▶ _Data records_
--- begin ---

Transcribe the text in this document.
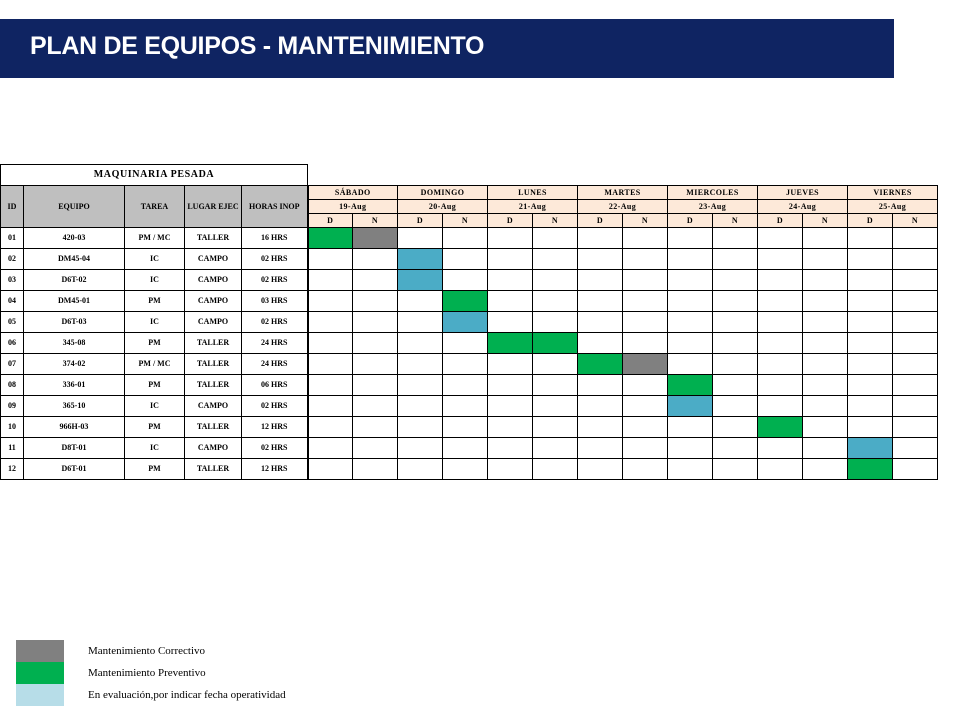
PLAN DE EQUIPOS - MANTENIMIENTO
MAQUINARIA PESADA																		
ID	EQUIPO	TAREA	LUGAR EJEC	HORAS INOP	SÁBADO		DOMINGO		LUNES		MARTES		MIERCOLES		JUEVES		VIERNES	
					19-Aug		20-Aug		21-Aug		22-Aug		23-Aug		24-Aug		25-Aug	
					D	N	D	N	D	N	D	N	D	N	D	N	D	N
01	420-03	PM / MC	TALLER	16 HRS														
02	DM45-04	IC	CAMPO	02 HRS														
03	D6T-02	IC	CAMPO	02 HRS														
04	DM45-01	PM	CAMPO	03 HRS														
05	D6T-03	IC	CAMPO	02 HRS														
06	345-08	PM	TALLER	24 HRS														
07	374-02	PM / MC	TALLER	24 HRS														
08	336-01	PM	TALLER	06 HRS														
09	365-10	IC	CAMPO	02 HRS														
10	966H-03	PM	TALLER	12 HRS														
11	D8T-01	IC	CAMPO	02 HRS														
12	D6T-01	PM	TALLER	12 HRS														
Mantenimiento Correctivo
Mantenimiento Preventivo
En evaluación,por indicar fecha operatividad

--- end ---

▶ _WRITTEN INSTRUCTION_
Above are the records. Identify each line that contains the word "TALLER".

▶ _RESULT FOR THIS EXERCISE_
01	420-03	PM / MC	TALLER	16 HRS														
06	345-08	PM	TALLER	24 HRS														
07	374-02	PM / MC	TALLER	24 HRS														
08	336-01	PM	TALLER	06 HRS														
10	966H-03	PM	TALLER	12 HRS														
12	D6T-01	PM	TALLER	12 HRS														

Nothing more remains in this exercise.